Short task |
Put every line of the entries below into a numbered list, leaving out any blank lines.

---

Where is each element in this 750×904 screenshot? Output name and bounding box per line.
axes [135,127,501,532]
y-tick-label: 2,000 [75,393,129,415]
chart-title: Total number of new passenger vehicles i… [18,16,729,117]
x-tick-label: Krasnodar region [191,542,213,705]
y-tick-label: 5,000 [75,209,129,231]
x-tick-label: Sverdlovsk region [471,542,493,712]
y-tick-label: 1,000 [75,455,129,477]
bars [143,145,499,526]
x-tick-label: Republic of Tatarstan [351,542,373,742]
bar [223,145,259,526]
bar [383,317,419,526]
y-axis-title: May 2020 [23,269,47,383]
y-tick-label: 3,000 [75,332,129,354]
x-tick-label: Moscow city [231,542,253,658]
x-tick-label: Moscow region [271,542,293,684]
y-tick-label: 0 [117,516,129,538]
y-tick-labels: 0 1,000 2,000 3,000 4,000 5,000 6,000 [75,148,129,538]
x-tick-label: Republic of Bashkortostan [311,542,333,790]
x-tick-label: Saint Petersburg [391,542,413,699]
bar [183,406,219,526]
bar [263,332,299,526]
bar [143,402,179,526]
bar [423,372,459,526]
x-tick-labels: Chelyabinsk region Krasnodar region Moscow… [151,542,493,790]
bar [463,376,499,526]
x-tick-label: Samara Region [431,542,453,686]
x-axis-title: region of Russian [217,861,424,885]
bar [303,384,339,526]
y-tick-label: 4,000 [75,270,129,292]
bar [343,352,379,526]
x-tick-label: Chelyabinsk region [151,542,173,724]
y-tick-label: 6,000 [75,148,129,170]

---

Written response |
1. Where is each element in this 750×904 screenshot? Output name and bounding box per line.
2. axes [135,127,501,532]
3. y-tick-label: 2,000 [75,393,129,415]
4. chart-title: Total number of new passenger vehicles i… [18,16,729,117]
5. x-tick-label: Krasnodar region [191,542,213,705]
6. y-tick-label: 5,000 [75,209,129,231]
7. x-tick-label: Sverdlovsk region [471,542,493,712]
8. y-tick-label: 1,000 [75,455,129,477]
9. bars [143,145,499,526]
10. x-tick-label: Republic of Tatarstan [351,542,373,742]
11. bar [223,145,259,526]
12. bar [383,317,419,526]
13. y-axis-title: May 2020 [23,269,47,383]
14. y-tick-label: 3,000 [75,332,129,354]
15. x-tick-label: Moscow city [231,542,253,658]
16. x-tick-label: Moscow region [271,542,293,684]
17. y-tick-label: 0 [117,516,129,538]
18. y-tick-labels: 0 1,000 2,000 3,000 4,000 5,000 6,000 [75,148,129,538]
19. x-tick-label: Republic of Bashkortostan [311,542,333,790]
20. x-tick-label: Saint Petersburg [391,542,413,699]
21. bar [183,406,219,526]
22. bar [263,332,299,526]
23. bar [143,402,179,526]
24. bar [423,372,459,526]
25. x-tick-labels: Chelyabinsk region Krasnodar region Moscow… [151,542,493,790]
26. bar [463,376,499,526]
27. x-tick-label: Samara Region [431,542,453,686]
28. x-axis-title: region of Russian [217,861,424,885]
29. bar [303,384,339,526]
30. y-tick-label: 4,000 [75,270,129,292]
31. bar [343,352,379,526]
32. x-tick-label: Chelyabinsk region [151,542,173,724]
33. y-tick-label: 6,000 [75,148,129,170]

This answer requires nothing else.